Instructions to follow: Scan the material below for the string "sull", and copy every line where it shows up.

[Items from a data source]
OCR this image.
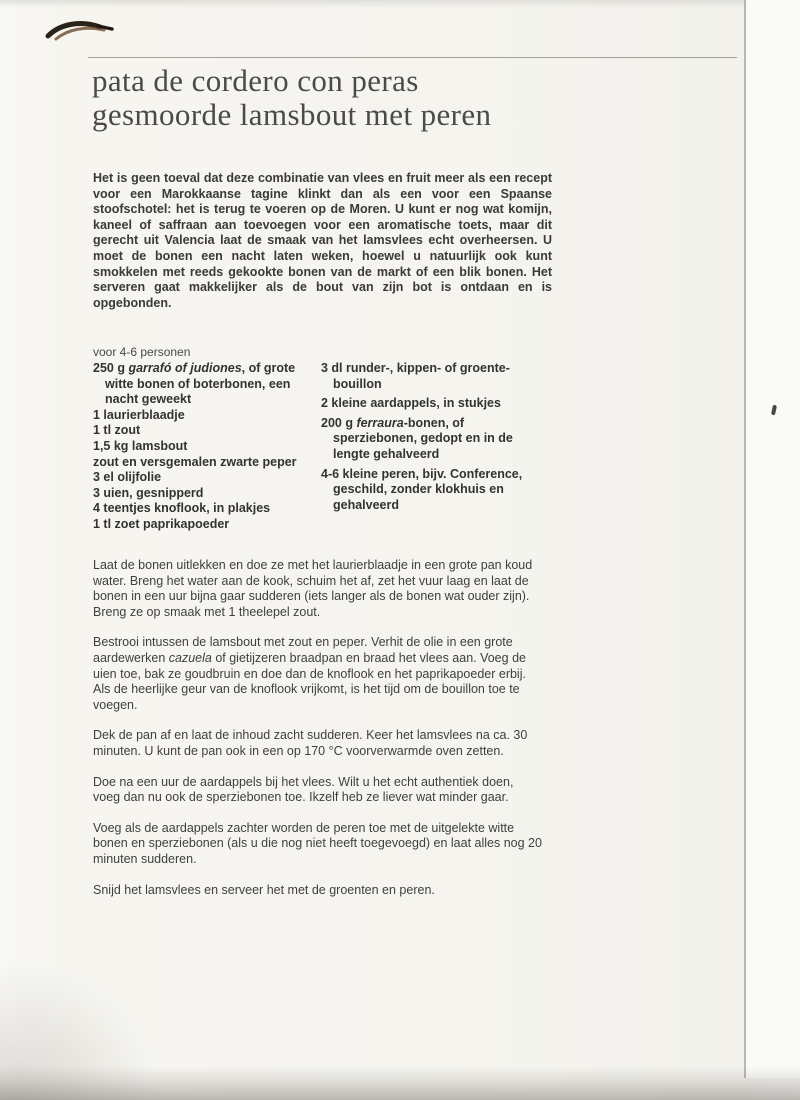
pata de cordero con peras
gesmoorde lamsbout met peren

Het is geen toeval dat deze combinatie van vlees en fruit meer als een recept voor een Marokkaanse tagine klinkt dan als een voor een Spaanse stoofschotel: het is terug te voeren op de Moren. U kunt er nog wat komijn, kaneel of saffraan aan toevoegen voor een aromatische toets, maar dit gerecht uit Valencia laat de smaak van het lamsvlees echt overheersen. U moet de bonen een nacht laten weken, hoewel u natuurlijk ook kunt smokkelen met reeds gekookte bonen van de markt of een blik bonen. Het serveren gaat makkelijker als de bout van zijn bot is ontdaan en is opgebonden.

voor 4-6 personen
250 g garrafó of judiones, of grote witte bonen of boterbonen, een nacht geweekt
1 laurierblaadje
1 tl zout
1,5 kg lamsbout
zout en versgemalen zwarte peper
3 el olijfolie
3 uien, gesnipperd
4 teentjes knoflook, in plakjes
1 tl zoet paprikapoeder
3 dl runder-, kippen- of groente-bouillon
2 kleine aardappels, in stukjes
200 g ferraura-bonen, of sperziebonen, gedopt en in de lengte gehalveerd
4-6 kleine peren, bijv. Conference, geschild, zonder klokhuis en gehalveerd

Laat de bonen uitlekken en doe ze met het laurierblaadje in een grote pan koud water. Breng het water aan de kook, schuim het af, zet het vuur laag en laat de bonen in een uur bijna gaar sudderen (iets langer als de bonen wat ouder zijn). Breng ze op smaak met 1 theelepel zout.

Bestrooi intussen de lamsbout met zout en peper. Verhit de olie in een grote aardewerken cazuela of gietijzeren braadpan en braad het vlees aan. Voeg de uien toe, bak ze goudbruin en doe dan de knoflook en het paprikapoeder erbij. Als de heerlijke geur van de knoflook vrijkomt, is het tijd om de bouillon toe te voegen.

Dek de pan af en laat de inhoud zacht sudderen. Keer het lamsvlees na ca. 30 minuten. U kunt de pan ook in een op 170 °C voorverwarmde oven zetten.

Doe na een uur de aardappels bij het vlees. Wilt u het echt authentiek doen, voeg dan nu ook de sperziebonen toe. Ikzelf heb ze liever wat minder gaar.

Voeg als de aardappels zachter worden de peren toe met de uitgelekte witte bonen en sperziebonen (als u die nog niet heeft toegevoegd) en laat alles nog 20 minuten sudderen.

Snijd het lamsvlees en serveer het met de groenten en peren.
--
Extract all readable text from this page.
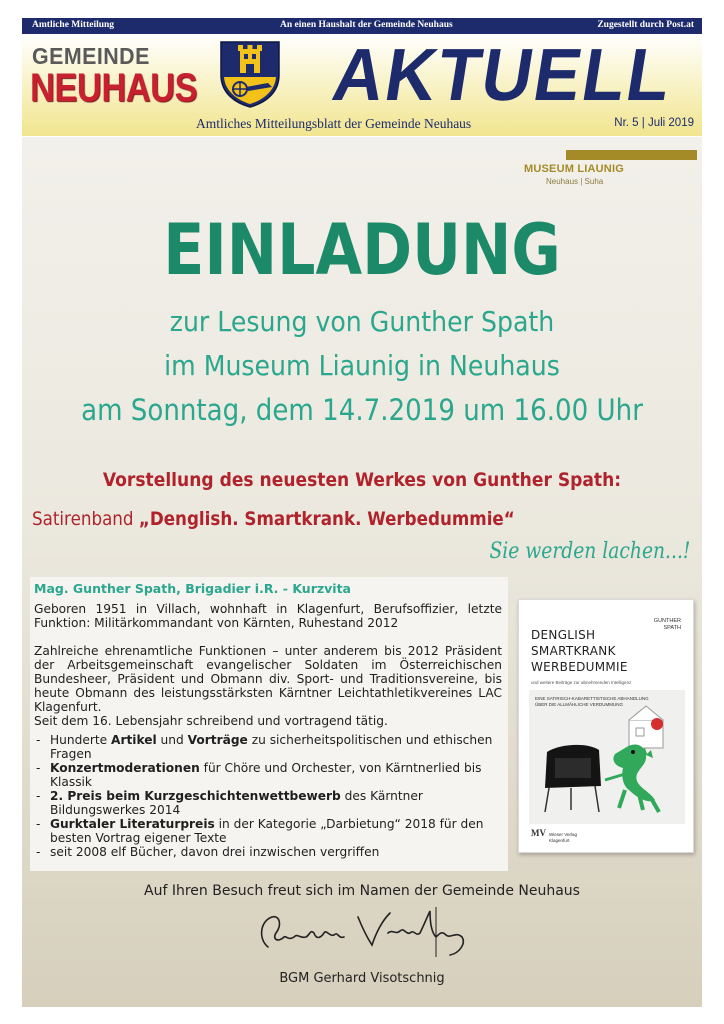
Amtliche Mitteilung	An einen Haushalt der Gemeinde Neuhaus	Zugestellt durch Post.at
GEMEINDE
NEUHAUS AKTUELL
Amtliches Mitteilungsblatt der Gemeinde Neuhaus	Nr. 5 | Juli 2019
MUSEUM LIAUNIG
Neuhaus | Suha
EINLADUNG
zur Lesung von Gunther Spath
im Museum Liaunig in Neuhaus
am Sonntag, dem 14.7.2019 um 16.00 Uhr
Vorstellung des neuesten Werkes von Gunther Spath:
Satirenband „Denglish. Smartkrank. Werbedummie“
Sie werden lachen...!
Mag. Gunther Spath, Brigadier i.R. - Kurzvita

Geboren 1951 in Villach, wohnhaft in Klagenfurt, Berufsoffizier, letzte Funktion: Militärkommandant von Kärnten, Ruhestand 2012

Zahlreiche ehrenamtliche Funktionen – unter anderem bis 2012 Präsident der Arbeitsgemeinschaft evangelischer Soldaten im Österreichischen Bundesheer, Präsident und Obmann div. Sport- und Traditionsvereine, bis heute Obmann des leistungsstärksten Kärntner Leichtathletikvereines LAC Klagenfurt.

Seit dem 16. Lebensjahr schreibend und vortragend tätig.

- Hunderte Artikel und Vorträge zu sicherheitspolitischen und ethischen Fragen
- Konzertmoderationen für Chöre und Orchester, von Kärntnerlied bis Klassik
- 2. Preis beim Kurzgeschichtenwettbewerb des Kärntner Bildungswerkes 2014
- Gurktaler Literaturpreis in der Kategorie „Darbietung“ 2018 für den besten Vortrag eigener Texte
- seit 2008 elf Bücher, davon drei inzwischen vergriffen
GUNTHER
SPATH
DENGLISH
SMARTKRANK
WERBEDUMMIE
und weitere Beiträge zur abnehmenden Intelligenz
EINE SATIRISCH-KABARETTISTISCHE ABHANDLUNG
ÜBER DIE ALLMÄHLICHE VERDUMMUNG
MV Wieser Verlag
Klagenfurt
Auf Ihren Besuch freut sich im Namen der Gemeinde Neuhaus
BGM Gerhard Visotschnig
...
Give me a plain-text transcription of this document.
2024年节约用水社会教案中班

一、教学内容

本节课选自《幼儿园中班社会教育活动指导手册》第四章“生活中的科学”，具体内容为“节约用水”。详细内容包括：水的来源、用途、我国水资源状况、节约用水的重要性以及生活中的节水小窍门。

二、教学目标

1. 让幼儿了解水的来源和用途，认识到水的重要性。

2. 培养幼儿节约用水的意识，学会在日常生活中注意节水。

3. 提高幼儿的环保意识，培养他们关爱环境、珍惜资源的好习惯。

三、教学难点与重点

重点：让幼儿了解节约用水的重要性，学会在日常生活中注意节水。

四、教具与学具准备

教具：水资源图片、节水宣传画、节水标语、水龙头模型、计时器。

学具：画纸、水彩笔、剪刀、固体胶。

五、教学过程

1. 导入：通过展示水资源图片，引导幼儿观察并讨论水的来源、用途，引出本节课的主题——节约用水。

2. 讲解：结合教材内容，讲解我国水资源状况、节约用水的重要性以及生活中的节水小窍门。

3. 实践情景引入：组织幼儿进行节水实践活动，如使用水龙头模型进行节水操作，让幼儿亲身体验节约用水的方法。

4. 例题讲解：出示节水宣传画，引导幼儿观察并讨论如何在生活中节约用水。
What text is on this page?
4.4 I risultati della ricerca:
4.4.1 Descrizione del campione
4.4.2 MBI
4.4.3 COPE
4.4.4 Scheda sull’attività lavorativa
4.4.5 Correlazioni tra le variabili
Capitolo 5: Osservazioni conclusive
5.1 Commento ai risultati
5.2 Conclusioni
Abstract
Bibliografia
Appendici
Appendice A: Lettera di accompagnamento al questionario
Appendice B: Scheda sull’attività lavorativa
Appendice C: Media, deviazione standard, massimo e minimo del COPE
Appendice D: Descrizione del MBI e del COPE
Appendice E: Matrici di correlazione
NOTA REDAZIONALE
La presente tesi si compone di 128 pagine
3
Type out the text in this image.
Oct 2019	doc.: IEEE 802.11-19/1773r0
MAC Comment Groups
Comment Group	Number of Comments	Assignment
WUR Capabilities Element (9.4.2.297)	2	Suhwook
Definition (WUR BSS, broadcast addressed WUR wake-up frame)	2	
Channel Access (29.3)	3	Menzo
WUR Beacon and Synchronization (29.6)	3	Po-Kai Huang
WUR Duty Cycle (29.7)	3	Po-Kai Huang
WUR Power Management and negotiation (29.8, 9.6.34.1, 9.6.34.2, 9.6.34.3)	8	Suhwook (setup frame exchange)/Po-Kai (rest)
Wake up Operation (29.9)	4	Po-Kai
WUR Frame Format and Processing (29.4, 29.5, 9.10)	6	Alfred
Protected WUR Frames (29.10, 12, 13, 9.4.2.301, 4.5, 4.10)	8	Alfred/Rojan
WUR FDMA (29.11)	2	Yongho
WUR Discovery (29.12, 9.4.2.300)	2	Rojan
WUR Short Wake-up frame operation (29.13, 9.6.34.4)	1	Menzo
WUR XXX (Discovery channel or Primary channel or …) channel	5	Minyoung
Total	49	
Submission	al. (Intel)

Answer for the task:
4.4.4 Scheda sull’attività lavorativa
Appendice B: Scheda sull’attività lavorativa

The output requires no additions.